Among the records below, find each line that includes the string "this" and copy it.

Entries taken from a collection
::::

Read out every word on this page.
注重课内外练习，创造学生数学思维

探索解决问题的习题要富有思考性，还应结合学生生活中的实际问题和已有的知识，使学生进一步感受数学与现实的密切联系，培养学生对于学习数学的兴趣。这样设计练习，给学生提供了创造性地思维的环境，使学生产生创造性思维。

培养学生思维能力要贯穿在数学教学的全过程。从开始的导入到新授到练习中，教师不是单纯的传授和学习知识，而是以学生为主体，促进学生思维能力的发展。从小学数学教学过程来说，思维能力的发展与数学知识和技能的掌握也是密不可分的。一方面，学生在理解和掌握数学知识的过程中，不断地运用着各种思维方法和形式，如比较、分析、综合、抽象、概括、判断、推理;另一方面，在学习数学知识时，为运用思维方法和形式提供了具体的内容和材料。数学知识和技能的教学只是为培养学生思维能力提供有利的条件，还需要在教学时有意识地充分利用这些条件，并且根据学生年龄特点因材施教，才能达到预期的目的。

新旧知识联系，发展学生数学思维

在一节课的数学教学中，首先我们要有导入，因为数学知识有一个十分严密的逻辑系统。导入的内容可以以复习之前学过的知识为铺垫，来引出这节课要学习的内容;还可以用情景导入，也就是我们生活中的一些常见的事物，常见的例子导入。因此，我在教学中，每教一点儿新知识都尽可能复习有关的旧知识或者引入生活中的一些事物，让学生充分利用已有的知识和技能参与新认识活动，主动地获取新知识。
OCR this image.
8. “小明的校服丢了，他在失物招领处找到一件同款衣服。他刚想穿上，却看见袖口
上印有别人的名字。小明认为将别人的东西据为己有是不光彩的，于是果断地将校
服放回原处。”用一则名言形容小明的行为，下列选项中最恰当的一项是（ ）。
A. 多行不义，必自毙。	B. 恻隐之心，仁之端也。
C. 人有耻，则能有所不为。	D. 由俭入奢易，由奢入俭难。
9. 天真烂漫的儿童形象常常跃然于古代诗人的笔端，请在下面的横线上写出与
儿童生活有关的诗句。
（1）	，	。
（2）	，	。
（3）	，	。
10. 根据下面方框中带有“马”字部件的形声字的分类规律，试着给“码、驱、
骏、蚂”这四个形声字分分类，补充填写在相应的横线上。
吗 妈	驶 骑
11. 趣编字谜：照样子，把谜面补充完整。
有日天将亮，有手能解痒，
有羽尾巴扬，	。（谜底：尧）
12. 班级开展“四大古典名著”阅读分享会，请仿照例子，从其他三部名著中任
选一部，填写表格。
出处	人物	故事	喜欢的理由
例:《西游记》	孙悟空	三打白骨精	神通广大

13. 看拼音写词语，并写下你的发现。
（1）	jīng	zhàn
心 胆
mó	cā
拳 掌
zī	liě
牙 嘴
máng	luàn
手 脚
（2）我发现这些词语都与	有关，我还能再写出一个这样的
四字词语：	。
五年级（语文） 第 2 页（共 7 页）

::::

▶ SOLVED PROBLEM
Read out every word on this page.
OCR this image.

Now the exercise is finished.